→ GIVEN RECORDS:

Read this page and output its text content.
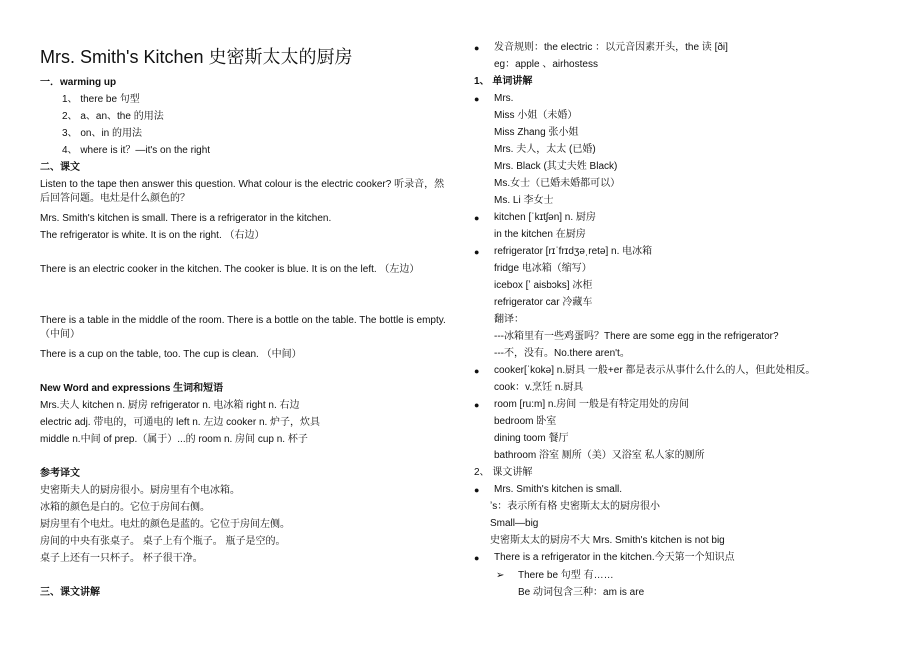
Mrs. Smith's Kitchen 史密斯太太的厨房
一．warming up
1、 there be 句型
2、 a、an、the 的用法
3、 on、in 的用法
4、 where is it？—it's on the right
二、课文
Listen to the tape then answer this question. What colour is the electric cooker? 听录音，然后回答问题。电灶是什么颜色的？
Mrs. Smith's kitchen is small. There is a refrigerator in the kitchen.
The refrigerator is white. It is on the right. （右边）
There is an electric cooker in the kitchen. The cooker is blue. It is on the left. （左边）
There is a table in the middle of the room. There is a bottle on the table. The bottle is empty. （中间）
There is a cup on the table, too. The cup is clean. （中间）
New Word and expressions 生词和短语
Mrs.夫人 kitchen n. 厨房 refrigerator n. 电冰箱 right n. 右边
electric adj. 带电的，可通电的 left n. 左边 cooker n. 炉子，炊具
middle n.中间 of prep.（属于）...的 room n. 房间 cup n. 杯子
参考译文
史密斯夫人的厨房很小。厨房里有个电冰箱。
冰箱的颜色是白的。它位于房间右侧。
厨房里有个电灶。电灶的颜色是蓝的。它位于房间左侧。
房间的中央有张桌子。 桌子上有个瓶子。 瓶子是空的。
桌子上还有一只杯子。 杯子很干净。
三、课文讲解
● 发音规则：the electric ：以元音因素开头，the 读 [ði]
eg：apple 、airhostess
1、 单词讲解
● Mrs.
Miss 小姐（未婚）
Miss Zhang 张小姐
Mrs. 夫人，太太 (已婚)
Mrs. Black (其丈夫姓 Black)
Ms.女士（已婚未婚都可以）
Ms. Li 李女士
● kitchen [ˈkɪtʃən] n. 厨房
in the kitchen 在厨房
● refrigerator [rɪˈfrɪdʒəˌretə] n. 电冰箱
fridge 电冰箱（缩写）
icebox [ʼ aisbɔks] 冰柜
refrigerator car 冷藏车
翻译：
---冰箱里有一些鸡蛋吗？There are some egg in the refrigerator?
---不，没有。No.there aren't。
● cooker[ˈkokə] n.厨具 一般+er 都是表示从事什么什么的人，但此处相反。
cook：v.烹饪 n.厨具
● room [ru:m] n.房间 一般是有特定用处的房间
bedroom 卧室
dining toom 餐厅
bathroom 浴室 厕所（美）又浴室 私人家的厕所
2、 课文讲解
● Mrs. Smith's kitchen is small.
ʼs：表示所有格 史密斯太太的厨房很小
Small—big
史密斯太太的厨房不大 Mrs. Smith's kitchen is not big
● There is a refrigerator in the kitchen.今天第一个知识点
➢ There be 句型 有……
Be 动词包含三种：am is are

--

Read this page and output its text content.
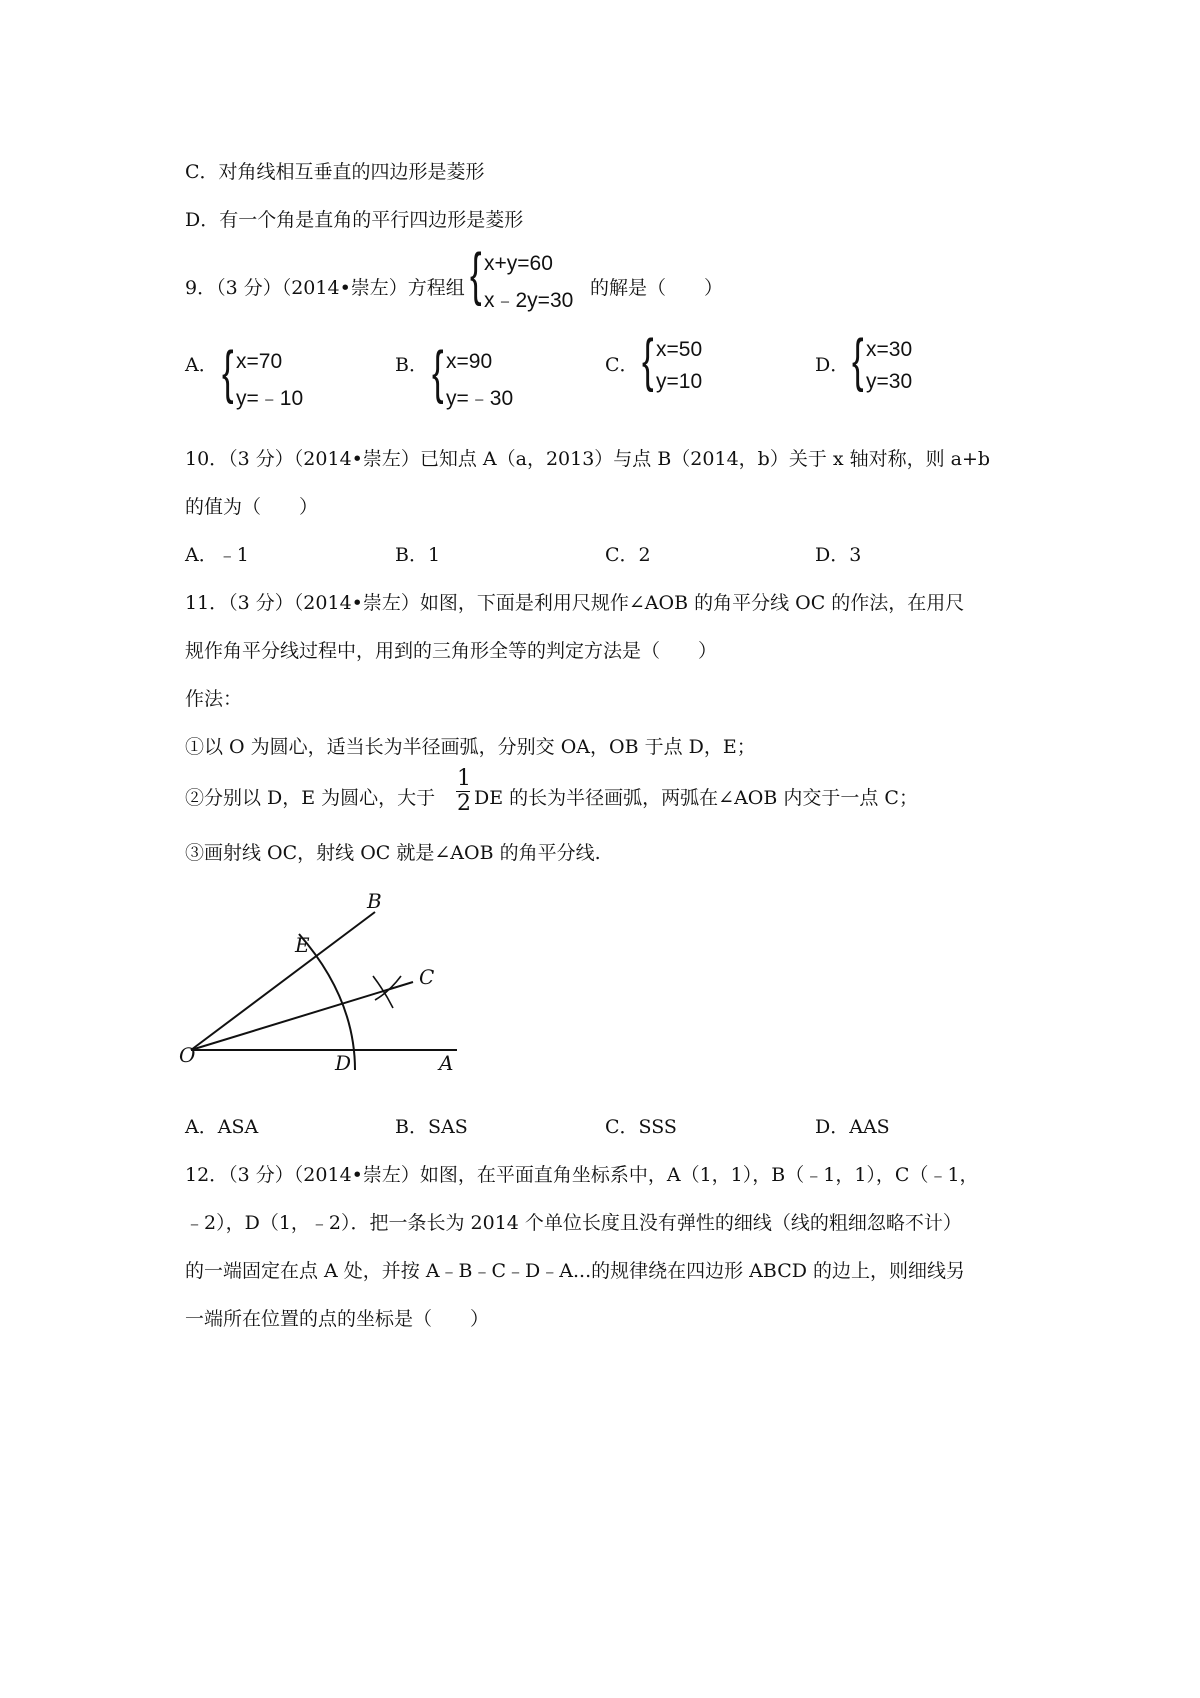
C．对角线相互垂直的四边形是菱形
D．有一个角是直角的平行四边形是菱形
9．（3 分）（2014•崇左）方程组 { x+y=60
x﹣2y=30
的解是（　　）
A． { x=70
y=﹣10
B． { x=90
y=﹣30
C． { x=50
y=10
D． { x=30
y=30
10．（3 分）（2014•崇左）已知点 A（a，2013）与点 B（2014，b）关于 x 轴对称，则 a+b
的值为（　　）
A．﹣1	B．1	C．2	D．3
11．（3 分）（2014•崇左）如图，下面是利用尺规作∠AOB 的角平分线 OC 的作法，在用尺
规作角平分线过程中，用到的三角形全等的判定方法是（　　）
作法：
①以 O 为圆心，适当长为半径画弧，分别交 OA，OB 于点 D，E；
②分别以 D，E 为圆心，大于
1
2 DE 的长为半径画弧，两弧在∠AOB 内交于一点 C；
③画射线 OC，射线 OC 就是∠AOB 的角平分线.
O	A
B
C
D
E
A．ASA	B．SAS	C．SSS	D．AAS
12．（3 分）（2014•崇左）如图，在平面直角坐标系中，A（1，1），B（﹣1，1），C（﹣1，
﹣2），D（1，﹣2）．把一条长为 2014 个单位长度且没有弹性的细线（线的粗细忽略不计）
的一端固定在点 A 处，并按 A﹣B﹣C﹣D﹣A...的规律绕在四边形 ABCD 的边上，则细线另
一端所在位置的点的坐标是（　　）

--

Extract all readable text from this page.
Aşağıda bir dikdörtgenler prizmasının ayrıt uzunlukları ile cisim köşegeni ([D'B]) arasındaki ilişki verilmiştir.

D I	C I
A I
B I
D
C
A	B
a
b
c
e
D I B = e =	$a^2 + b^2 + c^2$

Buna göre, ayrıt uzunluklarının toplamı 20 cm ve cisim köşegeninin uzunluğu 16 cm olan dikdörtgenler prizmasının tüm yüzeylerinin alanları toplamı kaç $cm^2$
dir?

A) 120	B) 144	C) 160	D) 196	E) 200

→ WHAT IS NEEDED:
Look through the entries above and report each line where the string "this" occurs.

→ RESPONSE TO THE EXERCISE:
Read this page and output its text content.
Listen to the tape then answer this question. What colour is the electric cooker? 听录音，然后回答问题。电灶是什么颜色的？
Read this page and output its text content.
Extract all readable text from this page.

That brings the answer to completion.